**Goal**
Look through the data below. Show each line where the string "this" occurs.

===

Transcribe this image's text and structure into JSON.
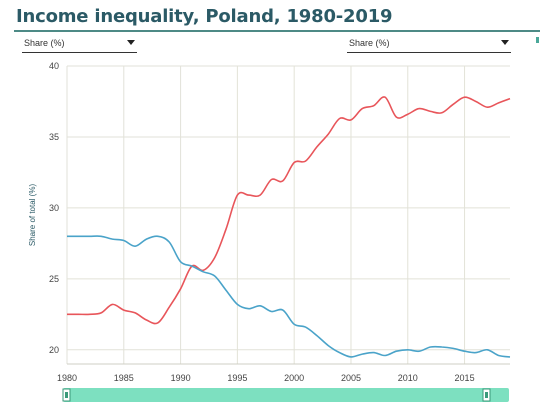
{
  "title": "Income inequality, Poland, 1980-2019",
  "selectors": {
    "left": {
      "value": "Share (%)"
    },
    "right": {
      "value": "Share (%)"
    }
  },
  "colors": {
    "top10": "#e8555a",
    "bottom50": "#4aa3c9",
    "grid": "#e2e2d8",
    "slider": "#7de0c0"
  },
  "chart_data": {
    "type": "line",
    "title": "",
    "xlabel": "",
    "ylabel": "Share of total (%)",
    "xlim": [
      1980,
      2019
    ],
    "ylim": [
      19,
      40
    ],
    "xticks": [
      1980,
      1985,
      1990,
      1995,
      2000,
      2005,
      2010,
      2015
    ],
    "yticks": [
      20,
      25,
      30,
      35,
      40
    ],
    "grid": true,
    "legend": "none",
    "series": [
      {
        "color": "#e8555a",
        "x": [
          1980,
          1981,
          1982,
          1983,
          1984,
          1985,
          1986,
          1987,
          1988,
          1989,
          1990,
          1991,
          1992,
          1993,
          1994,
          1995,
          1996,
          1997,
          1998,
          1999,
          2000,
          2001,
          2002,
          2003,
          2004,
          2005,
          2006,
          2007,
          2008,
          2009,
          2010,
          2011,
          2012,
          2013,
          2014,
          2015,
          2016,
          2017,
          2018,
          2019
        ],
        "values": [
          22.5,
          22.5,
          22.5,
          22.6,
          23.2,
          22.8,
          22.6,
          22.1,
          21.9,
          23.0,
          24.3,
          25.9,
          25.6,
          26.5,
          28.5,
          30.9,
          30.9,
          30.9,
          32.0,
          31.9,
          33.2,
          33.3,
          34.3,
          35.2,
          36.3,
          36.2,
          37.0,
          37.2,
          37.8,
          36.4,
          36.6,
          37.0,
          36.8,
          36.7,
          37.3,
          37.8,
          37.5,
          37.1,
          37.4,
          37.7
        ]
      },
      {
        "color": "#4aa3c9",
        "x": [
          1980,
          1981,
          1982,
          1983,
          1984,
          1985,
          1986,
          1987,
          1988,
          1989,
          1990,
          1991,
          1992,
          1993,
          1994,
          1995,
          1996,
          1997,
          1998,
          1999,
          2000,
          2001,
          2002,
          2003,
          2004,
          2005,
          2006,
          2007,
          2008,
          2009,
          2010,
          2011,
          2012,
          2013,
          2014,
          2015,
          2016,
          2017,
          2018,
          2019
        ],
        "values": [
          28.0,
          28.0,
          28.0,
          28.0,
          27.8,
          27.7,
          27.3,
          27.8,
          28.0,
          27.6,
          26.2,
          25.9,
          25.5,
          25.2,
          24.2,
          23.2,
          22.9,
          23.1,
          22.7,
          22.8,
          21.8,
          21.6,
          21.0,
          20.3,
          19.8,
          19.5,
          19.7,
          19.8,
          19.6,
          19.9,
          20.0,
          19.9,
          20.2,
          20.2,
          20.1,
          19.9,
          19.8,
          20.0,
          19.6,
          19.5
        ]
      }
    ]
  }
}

===

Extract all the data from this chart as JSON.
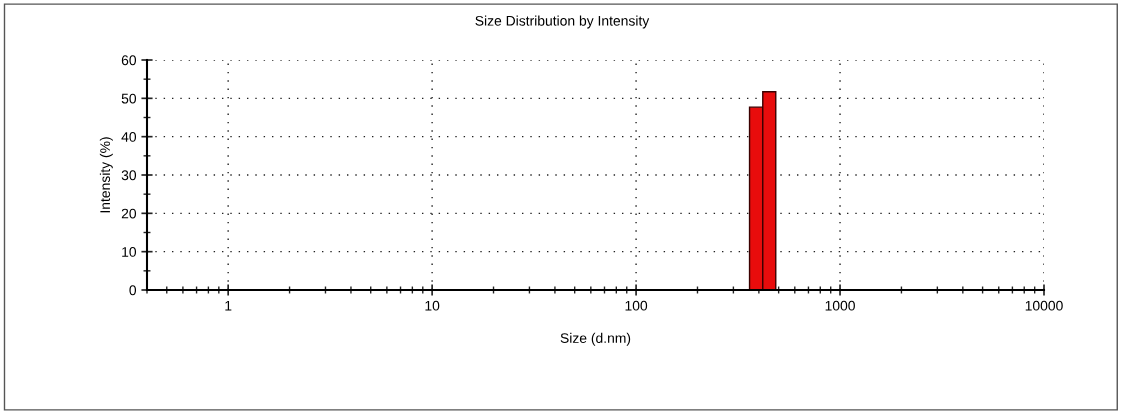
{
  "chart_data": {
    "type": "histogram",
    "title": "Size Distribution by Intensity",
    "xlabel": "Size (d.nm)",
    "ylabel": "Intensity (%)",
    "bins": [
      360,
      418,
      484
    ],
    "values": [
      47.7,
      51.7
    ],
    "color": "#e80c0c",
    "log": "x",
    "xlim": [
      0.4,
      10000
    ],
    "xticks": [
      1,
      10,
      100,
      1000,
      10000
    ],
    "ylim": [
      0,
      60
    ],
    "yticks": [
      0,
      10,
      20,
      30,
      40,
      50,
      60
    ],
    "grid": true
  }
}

===

**The answer**
Transcribe this image's text and structure into JSON.
Extract all the data from this chart as JSON.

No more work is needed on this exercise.